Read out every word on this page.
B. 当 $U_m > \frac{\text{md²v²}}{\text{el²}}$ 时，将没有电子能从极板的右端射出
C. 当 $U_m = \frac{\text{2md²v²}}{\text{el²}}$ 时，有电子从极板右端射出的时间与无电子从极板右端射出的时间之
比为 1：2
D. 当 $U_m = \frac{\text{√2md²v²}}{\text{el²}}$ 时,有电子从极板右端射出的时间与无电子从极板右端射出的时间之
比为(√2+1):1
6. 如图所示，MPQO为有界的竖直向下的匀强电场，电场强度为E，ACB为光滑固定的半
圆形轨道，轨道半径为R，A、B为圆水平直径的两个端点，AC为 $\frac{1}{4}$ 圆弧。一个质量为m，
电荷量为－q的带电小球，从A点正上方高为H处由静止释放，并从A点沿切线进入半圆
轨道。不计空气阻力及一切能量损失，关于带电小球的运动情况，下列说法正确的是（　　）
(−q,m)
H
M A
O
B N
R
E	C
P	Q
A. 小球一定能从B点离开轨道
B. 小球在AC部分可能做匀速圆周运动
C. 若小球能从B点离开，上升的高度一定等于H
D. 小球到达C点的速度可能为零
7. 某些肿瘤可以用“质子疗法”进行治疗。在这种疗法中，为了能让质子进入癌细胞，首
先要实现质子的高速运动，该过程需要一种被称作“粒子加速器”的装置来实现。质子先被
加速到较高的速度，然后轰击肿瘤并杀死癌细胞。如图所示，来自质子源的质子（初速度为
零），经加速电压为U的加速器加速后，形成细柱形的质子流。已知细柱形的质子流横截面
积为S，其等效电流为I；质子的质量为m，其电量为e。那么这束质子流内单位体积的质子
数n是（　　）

Exercise directions: Set down the listing above in full, please, exactly as it appears.

Written solution:
Read out every word on this page.
B. 当 $U_m > \frac{\text{md²v²}}{\text{el²}}$ 时，将没有电子能从极板的右端射出
C. 当 $U_m = \frac{\text{2md²v²}}{\text{el²}}$ 时，有电子从极板右端射出的时间与无电子从极板右端射出的时间之
比为 1：2
D. 当 $U_m = \frac{\text{√2md²v²}}{\text{el²}}$ 时,有电子从极板右端射出的时间与无电子从极板右端射出的时间之
比为(√2+1):1
6. 如图所示，MPQO为有界的竖直向下的匀强电场，电场强度为E，ACB为光滑固定的半
圆形轨道，轨道半径为R，A、B为圆水平直径的两个端点，AC为 $\frac{1}{4}$ 圆弧。一个质量为m，
电荷量为－q的带电小球，从A点正上方高为H处由静止释放，并从A点沿切线进入半圆
轨道。不计空气阻力及一切能量损失，关于带电小球的运动情况，下列说法正确的是（　　）
(−q,m)
H
M A
O
B N
R
E	C
P	Q
A. 小球一定能从B点离开轨道
B. 小球在AC部分可能做匀速圆周运动
C. 若小球能从B点离开，上升的高度一定等于H
D. 小球到达C点的速度可能为零
7. 某些肿瘤可以用“质子疗法”进行治疗。在这种疗法中，为了能让质子进入癌细胞，首
先要实现质子的高速运动，该过程需要一种被称作“粒子加速器”的装置来实现。质子先被
加速到较高的速度，然后轰击肿瘤并杀死癌细胞。如图所示，来自质子源的质子（初速度为
零），经加速电压为U的加速器加速后，形成细柱形的质子流。已知细柱形的质子流横截面
积为S，其等效电流为I；质子的质量为m，其电量为e。那么这束质子流内单位体积的质子
数n是（　　）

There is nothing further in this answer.